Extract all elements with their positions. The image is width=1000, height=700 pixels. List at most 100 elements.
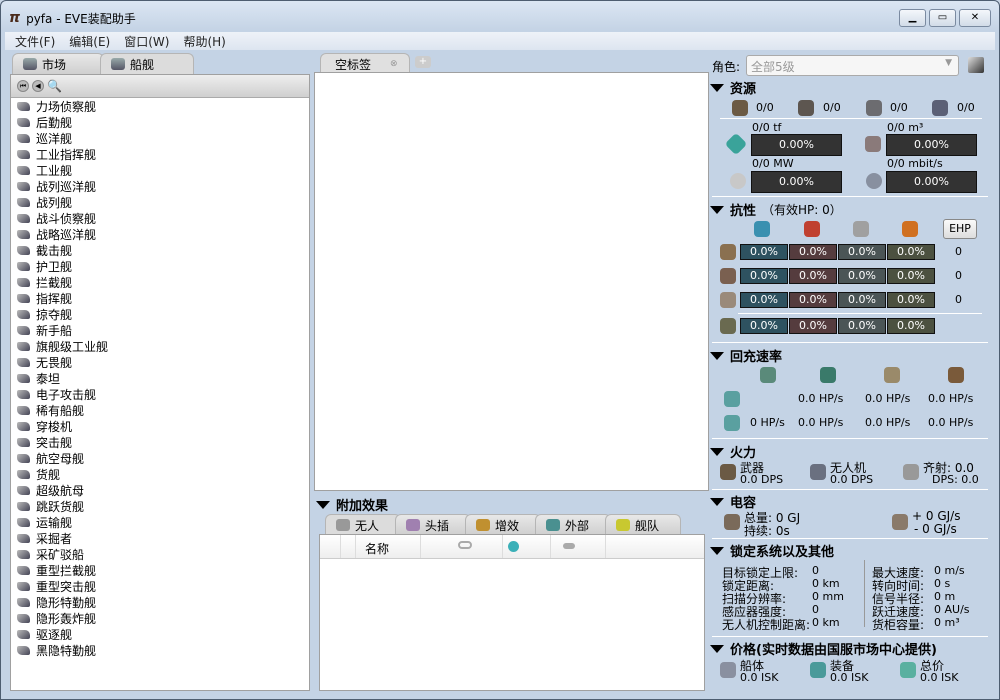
price-header[interactable]: 价格(实时数据由国服市场中心提供) [710,639,992,658]
search-icon[interactable]: 🔍 [47,79,62,93]
ship-group-item[interactable]: 截击舰 [11,242,309,258]
fitting-area[interactable] [314,72,709,491]
ship-group-item[interactable]: 黑隐特勤舰 [11,642,309,658]
ship-group-item[interactable]: 战列舰 [11,194,309,210]
resources-header[interactable]: 资源 [710,78,992,97]
maximize-button[interactable]: ▭ [929,9,956,27]
menu-window[interactable]: 窗口(W) [124,33,169,50]
section-title: 价格(实时数据由国服市场中心提供) [730,643,937,658]
ship-group-item[interactable]: 突击舰 [11,434,309,450]
first-page-icon[interactable]: ⏮ [17,80,29,92]
volley-icon [903,464,919,480]
column-amount-icon[interactable] [563,543,575,549]
ship-group-item[interactable]: 战略巡洋舰 [11,226,309,242]
ship-group-label: 黑隐特勤舰 [36,643,97,658]
menu-help[interactable]: 帮助(H) [183,33,225,50]
projected-tab[interactable]: 增效 [465,514,541,535]
new-tab-button[interactable]: + [415,56,431,68]
title-bar: π pyfa - EVE装配助手 [9,7,136,29]
character-select[interactable]: 全部5级 ▼ [746,55,959,76]
column-state-icon[interactable] [458,541,472,549]
armor-resist-ex: 0.0% [887,268,935,284]
character-editor-icon[interactable] [968,57,984,73]
ship-group-item[interactable]: 运输舰 [11,514,309,530]
projected-tab[interactable]: 舰队 [605,514,681,535]
ship-group-item[interactable]: 力场侦察舰 [11,98,309,114]
ship-group-item[interactable]: 稀有船舰 [11,402,309,418]
close-button[interactable]: ✕ [959,9,991,27]
ship-group-item[interactable]: 后勤舰 [11,114,309,130]
armor-resist-ki: 0.0% [838,268,886,284]
ship-group-label: 电子攻击舰 [36,387,97,402]
ship-group-label: 掠夺舰 [36,307,73,322]
ship-group-item[interactable]: 旗舰级工业舰 [11,338,309,354]
ship-group-item[interactable]: 指挥舰 [11,290,309,306]
shield-boost-icon [820,367,836,383]
damage-pattern-resist-em: 0.0% [740,318,788,334]
projected-tab-icon [406,519,420,531]
recharge-header[interactable]: 回充速率 [710,346,992,365]
ship-group-item[interactable]: 重型拦截舰 [11,562,309,578]
tab-ships[interactable]: 船舰 [100,53,194,74]
chevron-down-icon: ▼ [945,58,952,68]
ship-group-item[interactable]: 拦截舰 [11,274,309,290]
ship-group-item[interactable]: 电子攻击舰 [11,386,309,402]
stat-value: 0 [812,603,819,616]
ship-group-item[interactable]: 航空母舰 [11,450,309,466]
projected-tab-icon [616,519,630,531]
collapse-icon [316,500,330,509]
ship-group-item[interactable]: 战列巡洋舰 [11,178,309,194]
ship-group-label: 稀有船舰 [36,403,85,418]
ship-group-item[interactable]: 无畏舰 [11,354,309,370]
menu-edit[interactable]: 编辑(E) [69,33,110,50]
menu-bar: 文件(F) 编辑(E) 窗口(W) 帮助(H) [5,32,995,50]
ship-group-item[interactable]: 泰坦 [11,370,309,386]
ship-group-item[interactable]: 巡洋舰 [11,130,309,146]
ship-group-item[interactable]: 货舰 [11,466,309,482]
ship-group-item[interactable]: 工业指挥舰 [11,146,309,162]
ship-group-item[interactable]: 采矿驳船 [11,546,309,562]
ship-group-item[interactable]: 驱逐舰 [11,626,309,642]
tab-label: 增效 [495,518,520,533]
ship-group-item[interactable]: 工业舰 [11,162,309,178]
close-tab-icon[interactable]: ⊗ [390,59,398,69]
minimize-button[interactable]: ▁ [899,9,926,27]
ship-group-item[interactable]: 穿梭机 [11,418,309,434]
tab-empty-fit[interactable]: 空标签 ⊗ [320,53,410,74]
resists-header[interactable]: 抗性 （有效HP: 0） [710,200,992,219]
ship-icon [17,277,30,287]
ship-group-label: 穿梭机 [36,419,73,434]
ship-group-item[interactable]: 采掘者 [11,530,309,546]
ship-group-item[interactable]: 跳跃货舰 [11,498,309,514]
ship-group-item[interactable]: 战斗侦察舰 [11,210,309,226]
projected-tab[interactable]: 头插 [395,514,471,535]
ship-group-item[interactable]: 隐形特勤舰 [11,594,309,610]
ship-group-item[interactable]: 隐形轰炸舰 [11,610,309,626]
projected-tab[interactable]: 外部 [535,514,611,535]
ship-group-item[interactable]: 重型突击舰 [11,578,309,594]
ship-group-item[interactable]: 新手船 [11,322,309,338]
recharge-value: 0 HP/s [750,416,785,429]
ship-icon [17,469,30,479]
ship-group-label: 新手船 [36,323,73,338]
column-name[interactable]: 名称 [365,540,389,557]
drone-bay-icon [866,100,882,116]
menu-file[interactable]: 文件(F) [15,33,55,50]
ehp-toggle-button[interactable]: EHP [943,219,977,239]
tab-market[interactable]: 市场 [12,53,104,74]
collapse-icon [710,351,724,360]
ship-group-label: 工业指挥舰 [36,147,97,162]
ship-group-label: 采掘者 [36,531,73,546]
column-ammo-icon[interactable] [508,541,519,552]
ship-group-item[interactable]: 护卫舰 [11,258,309,274]
projected-tab[interactable]: 无人 [325,514,401,535]
bandwidth-label: 0/0 mbit/s [887,157,943,170]
ship-group-label: 战列舰 [36,195,73,210]
cpu-bar: 0.00% [751,134,842,156]
targeting-header[interactable]: 锁定系统以及其他 [710,541,992,560]
ship-group-item[interactable]: 超级航母 [11,482,309,498]
armor-repair-icon [884,367,900,383]
back-icon[interactable]: ◀ [32,80,44,92]
ship-group-item[interactable]: 掠夺舰 [11,306,309,322]
ship-icon [17,405,30,415]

━━━━━━━━━━━━━━━━━━━━

Stated exercise → Rewrite the records with "ship-group-item" changed to "hull-class-entry" everywhere and nothing else altered, and omit the pictures.

Answer below →
Extract all elements with their positions. The image is width=1000, height=700 pixels. List at most 100 elements.
price-header[interactable]: 价格(实时数据由国服市场中心提供) [710,639,992,658]
search-icon[interactable]: 🔍 [47,79,62,93]
hull-class-entry[interactable]: 截击舰 [11,242,309,258]
fitting-area[interactable] [314,72,709,491]
hull-class-entry[interactable]: 黑隐特勤舰 [11,642,309,658]
hull-class-entry[interactable]: 战列舰 [11,194,309,210]
resources-header[interactable]: 资源 [710,78,992,97]
maximize-button[interactable]: ▭ [929,9,956,27]
menu-window[interactable]: 窗口(W) [124,33,169,50]
section-title: 价格(实时数据由国服市场中心提供) [730,643,937,658]
hull-class-entry[interactable]: 突击舰 [11,434,309,450]
first-page-icon[interactable]: ⏮ [17,80,29,92]
volley-icon [903,464,919,480]
column-amount-icon[interactable] [563,543,575,549]
hull-class-entry[interactable]: 战略巡洋舰 [11,226,309,242]
ship-group-label: 黑隐特勤舰 [36,643,97,658]
menu-help[interactable]: 帮助(H) [183,33,225,50]
projected-tab[interactable]: 增效 [465,514,541,535]
new-tab-button[interactable]: + [415,56,431,68]
title-bar: π pyfa - EVE装配助手 [9,7,136,29]
character-select[interactable]: 全部5级 ▼ [746,55,959,76]
column-state-icon[interactable] [458,541,472,549]
armor-resist-ex: 0.0% [887,268,935,284]
character-editor-icon[interactable] [968,57,984,73]
hull-class-entry[interactable]: 运输舰 [11,514,309,530]
projected-tab[interactable]: 舰队 [605,514,681,535]
hull-class-entry[interactable]: 力场侦察舰 [11,98,309,114]
hull-class-entry[interactable]: 稀有船舰 [11,402,309,418]
close-button[interactable]: ✕ [959,9,991,27]
hull-class-entry[interactable]: 后勤舰 [11,114,309,130]
armor-resist-ki: 0.0% [838,268,886,284]
ship-group-label: 电子攻击舰 [36,387,97,402]
ship-group-label: 掠夺舰 [36,307,73,322]
hull-class-entry[interactable]: 旗舰级工业舰 [11,338,309,354]
hull-class-entry[interactable]: 指挥舰 [11,290,309,306]
shield-boost-icon [820,367,836,383]
damage-pattern-resist-em: 0.0% [740,318,788,334]
projected-tab-icon [406,519,420,531]
recharge-header[interactable]: 回充速率 [710,346,992,365]
hull-class-entry[interactable]: 重型拦截舰 [11,562,309,578]
tab-ships[interactable]: 船舰 [100,53,194,74]
chevron-down-icon: ▼ [945,58,952,68]
hull-class-entry[interactable]: 拦截舰 [11,274,309,290]
hull-class-entry[interactable]: 电子攻击舰 [11,386,309,402]
stat-value: 0 [812,603,819,616]
hull-class-entry[interactable]: 航空母舰 [11,450,309,466]
projected-tab-icon [616,519,630,531]
collapse-icon [316,500,330,509]
hull-class-entry[interactable]: 战列巡洋舰 [11,178,309,194]
ship-group-label: 稀有船舰 [36,403,85,418]
hull-class-entry[interactable]: 无畏舰 [11,354,309,370]
menu-edit[interactable]: 编辑(E) [69,33,110,50]
menu-bar: 文件(F) 编辑(E) 窗口(W) 帮助(H) [5,32,995,50]
hull-class-entry[interactable]: 泰坦 [11,370,309,386]
hull-class-entry[interactable]: 巡洋舰 [11,130,309,146]
hull-class-entry[interactable]: 货舰 [11,466,309,482]
hull-class-entry[interactable]: 工业指挥舰 [11,146,309,162]
hull-class-entry[interactable]: 采矿驳船 [11,546,309,562]
hull-class-entry[interactable]: 驱逐舰 [11,626,309,642]
tab-label: 增效 [495,518,520,533]
hull-class-entry[interactable]: 工业舰 [11,162,309,178]
close-tab-icon[interactable]: ⊗ [390,59,398,69]
minimize-button[interactable]: ▁ [899,9,926,27]
hull-class-entry[interactable]: 穿梭机 [11,418,309,434]
tab-empty-fit[interactable]: 空标签 ⊗ [320,53,410,74]
resists-header[interactable]: 抗性 （有效HP: 0） [710,200,992,219]
ship-icon [17,277,30,287]
ship-group-label: 穿梭机 [36,419,73,434]
hull-class-entry[interactable]: 采掘者 [11,530,309,546]
hull-class-entry[interactable]: 跳跃货舰 [11,498,309,514]
hull-class-entry[interactable]: 战斗侦察舰 [11,210,309,226]
projected-tab[interactable]: 头插 [395,514,471,535]
hull-class-entry[interactable]: 隐形特勤舰 [11,594,309,610]
hull-class-entry[interactable]: 隐形轰炸舰 [11,610,309,626]
projected-tab[interactable]: 外部 [535,514,611,535]
hull-class-entry[interactable]: 重型突击舰 [11,578,309,594]
hull-class-entry[interactable]: 新手船 [11,322,309,338]
recharge-value: 0 HP/s [750,416,785,429]
ship-icon [17,469,30,479]
ship-group-label: 新手船 [36,323,73,338]
column-name[interactable]: 名称 [365,540,389,557]
drone-bay-icon [866,100,882,116]
menu-file[interactable]: 文件(F) [15,33,55,50]
ehp-toggle-button[interactable]: EHP [943,219,977,239]
tab-market[interactable]: 市场 [12,53,104,74]
collapse-icon [710,351,724,360]
ship-group-label: 工业指挥舰 [36,147,97,162]
ship-group-label: 采掘者 [36,531,73,546]
column-ammo-icon[interactable] [508,541,519,552]
hull-class-entry[interactable]: 护卫舰 [11,258,309,274]
projected-tab[interactable]: 无人 [325,514,401,535]
bandwidth-label: 0/0 mbit/s [887,157,943,170]
ship-group-label: 战列舰 [36,195,73,210]
cpu-bar: 0.00% [751,134,842,156]
targeting-header[interactable]: 锁定系统以及其他 [710,541,992,560]
hull-class-entry[interactable]: 超级航母 [11,482,309,498]
armor-repair-icon [884,367,900,383]
back-icon[interactable]: ◀ [32,80,44,92]
hull-class-entry[interactable]: 掠夺舰 [11,306,309,322]
ship-icon [17,405,30,415]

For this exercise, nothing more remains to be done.